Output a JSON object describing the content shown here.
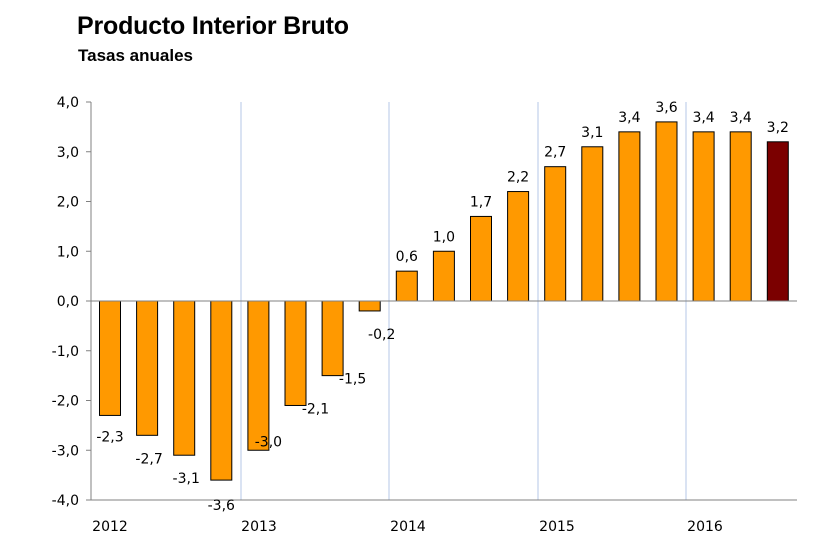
{
  "chart_data": {
    "type": "bar",
    "title": "Producto Interior Bruto",
    "subtitle": "Tasas anuales",
    "xlabel": "",
    "ylabel": "",
    "ylim": [
      -4.0,
      4.0
    ],
    "y_ticks": [
      "4,0",
      "3,0",
      "2,0",
      "1,0",
      "0,0",
      "-1,0",
      "-2,0",
      "-3,0",
      "-4,0"
    ],
    "x_year_labels": [
      "2012",
      "2013",
      "2014",
      "2015",
      "2016"
    ],
    "grid": "vertical lines between years",
    "values": [
      -2.3,
      -2.7,
      -3.1,
      -3.6,
      -3.0,
      -2.1,
      -1.5,
      -0.2,
      0.6,
      1.0,
      1.7,
      2.2,
      2.7,
      3.1,
      3.4,
      3.6,
      3.4,
      3.4,
      3.2
    ],
    "labels": [
      "-2,3",
      "-2,7",
      "-3,1",
      "-3,6",
      "-3,0",
      "-2,1",
      "-1,5",
      "-0,2",
      "0,6",
      "1,0",
      "1,7",
      "2,2",
      "2,7",
      "3,1",
      "3,4",
      "3,6",
      "3,4",
      "3,4",
      "3,2"
    ],
    "colors": {
      "bar": "#FF9900",
      "highlight": "#7B0000",
      "gridline": "#B4C7E7",
      "axis": "#808080"
    },
    "highlight_index": 18
  }
}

☆ ☆ ☆ ☆ ☆ ☆ ☆

:: Challenge ::
Quote in full the listing given above; the images are to be left out.

:: Written solution ::
Output a JSON object describing the content shown here.
{
  "chart_data": {
    "type": "bar",
    "title": "Producto Interior Bruto",
    "subtitle": "Tasas anuales",
    "xlabel": "",
    "ylabel": "",
    "ylim": [
      -4.0,
      4.0
    ],
    "y_ticks": [
      "4,0",
      "3,0",
      "2,0",
      "1,0",
      "0,0",
      "-1,0",
      "-2,0",
      "-3,0",
      "-4,0"
    ],
    "x_year_labels": [
      "2012",
      "2013",
      "2014",
      "2015",
      "2016"
    ],
    "grid": "vertical lines between years",
    "values": [
      -2.3,
      -2.7,
      -3.1,
      -3.6,
      -3.0,
      -2.1,
      -1.5,
      -0.2,
      0.6,
      1.0,
      1.7,
      2.2,
      2.7,
      3.1,
      3.4,
      3.6,
      3.4,
      3.4,
      3.2
    ],
    "labels": [
      "-2,3",
      "-2,7",
      "-3,1",
      "-3,6",
      "-3,0",
      "-2,1",
      "-1,5",
      "-0,2",
      "0,6",
      "1,0",
      "1,7",
      "2,2",
      "2,7",
      "3,1",
      "3,4",
      "3,6",
      "3,4",
      "3,4",
      "3,2"
    ],
    "colors": {
      "bar": "#FF9900",
      "highlight": "#7B0000",
      "gridline": "#B4C7E7",
      "axis": "#808080"
    },
    "highlight_index": 18
  }
}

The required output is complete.